»»
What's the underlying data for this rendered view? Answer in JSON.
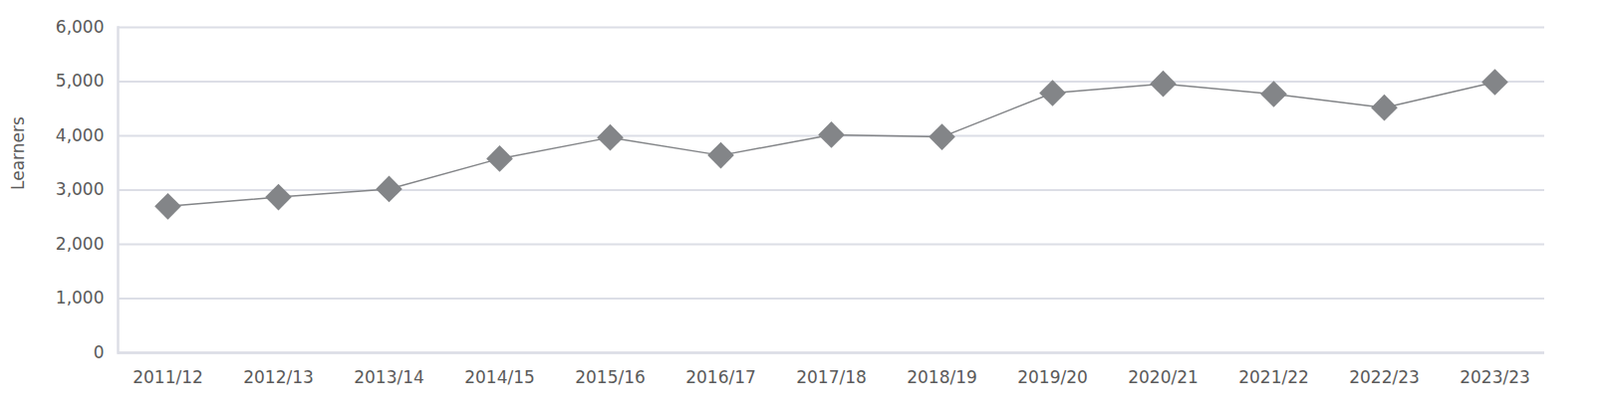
{
  "chart_data": {
    "type": "line",
    "y_label": "Learners",
    "categories": [
      "2011/12",
      "2012/13",
      "2013/14",
      "2014/15",
      "2015/16",
      "2016/17",
      "2017/18",
      "2018/19",
      "2019/20",
      "2020/21",
      "2021/22",
      "2022/23",
      "2023/23"
    ],
    "values": [
      2700,
      2870,
      3020,
      3580,
      3970,
      3640,
      4020,
      3980,
      4790,
      4960,
      4770,
      4520,
      4990
    ],
    "color": "#838588",
    "marker": "diamond",
    "ylim": [
      0,
      6000
    ],
    "yticks": [
      0,
      {
        "value": 1000,
        "label": "1,000"
      },
      {
        "value": 2000,
        "label": "2,000"
      },
      {
        "value": 3000,
        "label": "3,000"
      },
      {
        "value": 4000,
        "label": "4,000"
      },
      {
        "value": 5000,
        "label": "5,000"
      },
      {
        "value": 6000,
        "label": "6,000"
      }
    ],
    "grid": true
  }
}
««
Repeat the entries exactly. Pictures are excluded from the copy.

What's the underlying data for this rendered view? Answer in JSON.
{
  "chart_data": {
    "type": "line",
    "y_label": "Learners",
    "categories": [
      "2011/12",
      "2012/13",
      "2013/14",
      "2014/15",
      "2015/16",
      "2016/17",
      "2017/18",
      "2018/19",
      "2019/20",
      "2020/21",
      "2021/22",
      "2022/23",
      "2023/23"
    ],
    "values": [
      2700,
      2870,
      3020,
      3580,
      3970,
      3640,
      4020,
      3980,
      4790,
      4960,
      4770,
      4520,
      4990
    ],
    "color": "#838588",
    "marker": "diamond",
    "ylim": [
      0,
      6000
    ],
    "yticks": [
      0,
      {
        "value": 1000,
        "label": "1,000"
      },
      {
        "value": 2000,
        "label": "2,000"
      },
      {
        "value": 3000,
        "label": "3,000"
      },
      {
        "value": 4000,
        "label": "4,000"
      },
      {
        "value": 5000,
        "label": "5,000"
      },
      {
        "value": 6000,
        "label": "6,000"
      }
    ],
    "grid": true
  }
}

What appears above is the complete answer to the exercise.